STORED RECORDS -
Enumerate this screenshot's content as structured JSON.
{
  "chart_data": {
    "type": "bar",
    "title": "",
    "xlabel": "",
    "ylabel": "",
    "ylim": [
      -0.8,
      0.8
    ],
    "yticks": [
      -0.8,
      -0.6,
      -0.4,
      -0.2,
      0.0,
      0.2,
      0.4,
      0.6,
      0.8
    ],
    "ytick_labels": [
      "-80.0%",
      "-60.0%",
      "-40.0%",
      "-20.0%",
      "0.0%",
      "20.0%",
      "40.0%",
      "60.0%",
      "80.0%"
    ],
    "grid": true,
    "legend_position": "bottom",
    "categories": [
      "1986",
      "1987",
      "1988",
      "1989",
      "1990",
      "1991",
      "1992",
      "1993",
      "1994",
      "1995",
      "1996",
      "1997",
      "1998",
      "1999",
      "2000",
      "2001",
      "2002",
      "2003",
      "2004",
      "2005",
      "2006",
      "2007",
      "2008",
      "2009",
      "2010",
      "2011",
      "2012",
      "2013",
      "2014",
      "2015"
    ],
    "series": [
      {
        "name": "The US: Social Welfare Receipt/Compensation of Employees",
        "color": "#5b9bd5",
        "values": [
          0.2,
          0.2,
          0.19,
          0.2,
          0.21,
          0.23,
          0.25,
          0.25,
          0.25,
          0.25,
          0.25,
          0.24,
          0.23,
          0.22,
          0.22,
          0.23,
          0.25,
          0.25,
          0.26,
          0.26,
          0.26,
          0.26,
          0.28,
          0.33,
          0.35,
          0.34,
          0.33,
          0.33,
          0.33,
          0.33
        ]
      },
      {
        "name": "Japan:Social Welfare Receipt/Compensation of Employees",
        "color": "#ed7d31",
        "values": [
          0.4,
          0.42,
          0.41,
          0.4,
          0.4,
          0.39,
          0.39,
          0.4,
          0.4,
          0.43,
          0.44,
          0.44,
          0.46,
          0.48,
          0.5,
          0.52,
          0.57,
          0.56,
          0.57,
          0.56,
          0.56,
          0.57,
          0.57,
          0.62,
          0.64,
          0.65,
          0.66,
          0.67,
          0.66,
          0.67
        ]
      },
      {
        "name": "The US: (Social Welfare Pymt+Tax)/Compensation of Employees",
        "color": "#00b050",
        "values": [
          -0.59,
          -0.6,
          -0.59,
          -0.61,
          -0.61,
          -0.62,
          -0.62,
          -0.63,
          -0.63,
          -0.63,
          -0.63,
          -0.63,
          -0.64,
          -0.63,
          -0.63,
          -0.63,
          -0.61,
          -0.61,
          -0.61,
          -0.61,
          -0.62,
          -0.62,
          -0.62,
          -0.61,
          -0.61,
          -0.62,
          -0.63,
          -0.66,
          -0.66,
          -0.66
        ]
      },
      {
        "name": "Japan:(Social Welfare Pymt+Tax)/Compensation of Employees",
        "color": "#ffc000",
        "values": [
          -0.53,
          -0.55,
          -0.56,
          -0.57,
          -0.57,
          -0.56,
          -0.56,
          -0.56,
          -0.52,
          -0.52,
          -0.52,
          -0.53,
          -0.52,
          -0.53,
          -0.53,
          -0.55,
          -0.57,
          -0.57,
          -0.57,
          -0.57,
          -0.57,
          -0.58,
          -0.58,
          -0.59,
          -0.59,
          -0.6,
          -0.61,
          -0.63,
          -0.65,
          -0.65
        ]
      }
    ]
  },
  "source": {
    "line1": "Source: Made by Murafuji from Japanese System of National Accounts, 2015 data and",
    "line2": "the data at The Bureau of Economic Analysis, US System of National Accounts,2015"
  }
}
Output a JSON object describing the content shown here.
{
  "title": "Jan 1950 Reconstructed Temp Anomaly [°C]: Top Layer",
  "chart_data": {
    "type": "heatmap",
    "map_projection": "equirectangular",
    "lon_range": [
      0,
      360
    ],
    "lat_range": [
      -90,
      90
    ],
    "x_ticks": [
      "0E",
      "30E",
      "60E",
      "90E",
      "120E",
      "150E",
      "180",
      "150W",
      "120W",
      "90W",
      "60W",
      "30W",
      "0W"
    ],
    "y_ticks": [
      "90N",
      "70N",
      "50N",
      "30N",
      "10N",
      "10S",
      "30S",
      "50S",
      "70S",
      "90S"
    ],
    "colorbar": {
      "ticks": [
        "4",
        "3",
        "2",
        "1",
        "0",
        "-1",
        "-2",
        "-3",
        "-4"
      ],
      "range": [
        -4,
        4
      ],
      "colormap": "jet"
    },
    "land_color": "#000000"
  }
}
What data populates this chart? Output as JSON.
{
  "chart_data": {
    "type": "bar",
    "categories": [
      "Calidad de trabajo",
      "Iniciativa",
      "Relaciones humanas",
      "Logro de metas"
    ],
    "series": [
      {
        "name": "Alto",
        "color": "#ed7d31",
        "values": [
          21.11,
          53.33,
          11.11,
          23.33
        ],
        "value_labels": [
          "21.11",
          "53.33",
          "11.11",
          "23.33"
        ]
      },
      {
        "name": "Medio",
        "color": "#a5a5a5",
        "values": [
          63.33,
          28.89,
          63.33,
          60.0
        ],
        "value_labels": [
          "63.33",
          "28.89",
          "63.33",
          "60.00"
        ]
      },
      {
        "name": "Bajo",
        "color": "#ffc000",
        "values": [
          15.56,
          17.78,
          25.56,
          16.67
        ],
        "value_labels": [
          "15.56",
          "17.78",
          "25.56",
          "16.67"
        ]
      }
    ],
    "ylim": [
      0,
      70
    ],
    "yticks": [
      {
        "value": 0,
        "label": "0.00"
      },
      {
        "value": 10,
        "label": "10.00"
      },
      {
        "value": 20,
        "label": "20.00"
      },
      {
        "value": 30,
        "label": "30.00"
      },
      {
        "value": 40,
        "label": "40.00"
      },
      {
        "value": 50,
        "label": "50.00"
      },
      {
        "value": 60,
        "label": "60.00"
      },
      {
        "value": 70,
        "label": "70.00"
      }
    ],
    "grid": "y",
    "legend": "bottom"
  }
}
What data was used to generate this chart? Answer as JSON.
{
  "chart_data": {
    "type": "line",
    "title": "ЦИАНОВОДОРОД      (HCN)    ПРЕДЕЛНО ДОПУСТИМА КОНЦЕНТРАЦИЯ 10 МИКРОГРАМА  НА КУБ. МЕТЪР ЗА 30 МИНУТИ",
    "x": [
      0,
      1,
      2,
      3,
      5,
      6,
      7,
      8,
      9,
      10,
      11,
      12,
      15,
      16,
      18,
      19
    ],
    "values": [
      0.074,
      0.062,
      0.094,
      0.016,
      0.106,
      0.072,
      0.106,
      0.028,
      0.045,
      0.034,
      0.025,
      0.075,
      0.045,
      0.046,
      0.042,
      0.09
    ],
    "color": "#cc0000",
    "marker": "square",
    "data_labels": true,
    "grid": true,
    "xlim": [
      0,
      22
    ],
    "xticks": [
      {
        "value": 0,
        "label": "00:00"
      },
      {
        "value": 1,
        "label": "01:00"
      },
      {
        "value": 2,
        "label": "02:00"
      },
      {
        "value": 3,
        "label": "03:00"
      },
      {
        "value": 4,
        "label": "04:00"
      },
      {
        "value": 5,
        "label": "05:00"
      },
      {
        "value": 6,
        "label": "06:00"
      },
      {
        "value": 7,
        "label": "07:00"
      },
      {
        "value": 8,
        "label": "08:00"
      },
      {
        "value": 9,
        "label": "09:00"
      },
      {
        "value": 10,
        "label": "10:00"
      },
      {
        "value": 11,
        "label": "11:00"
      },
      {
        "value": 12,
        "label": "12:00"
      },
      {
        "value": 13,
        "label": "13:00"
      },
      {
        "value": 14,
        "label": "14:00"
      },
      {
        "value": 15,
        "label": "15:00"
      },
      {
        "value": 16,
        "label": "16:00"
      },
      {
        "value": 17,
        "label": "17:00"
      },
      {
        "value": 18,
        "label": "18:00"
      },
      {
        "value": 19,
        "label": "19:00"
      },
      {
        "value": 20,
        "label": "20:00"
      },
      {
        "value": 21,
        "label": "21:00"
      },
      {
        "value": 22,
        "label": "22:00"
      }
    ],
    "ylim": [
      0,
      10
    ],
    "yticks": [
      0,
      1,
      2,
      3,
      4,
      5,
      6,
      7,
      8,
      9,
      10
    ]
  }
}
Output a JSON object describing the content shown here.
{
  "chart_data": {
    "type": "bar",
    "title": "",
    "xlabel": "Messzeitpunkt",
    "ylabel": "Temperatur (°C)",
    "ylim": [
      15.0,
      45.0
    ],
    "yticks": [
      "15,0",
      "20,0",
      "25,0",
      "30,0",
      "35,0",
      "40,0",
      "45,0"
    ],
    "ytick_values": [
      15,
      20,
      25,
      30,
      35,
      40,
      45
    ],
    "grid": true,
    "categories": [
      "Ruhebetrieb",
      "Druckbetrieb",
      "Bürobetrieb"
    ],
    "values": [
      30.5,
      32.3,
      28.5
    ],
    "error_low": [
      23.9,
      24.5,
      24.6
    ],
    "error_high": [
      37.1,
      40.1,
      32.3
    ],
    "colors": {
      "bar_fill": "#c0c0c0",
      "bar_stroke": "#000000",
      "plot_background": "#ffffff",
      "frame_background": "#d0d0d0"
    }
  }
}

WRITTEN EXERCISE - Count how many lines of the listing above include "System" and report that number alone.

RESULT - 2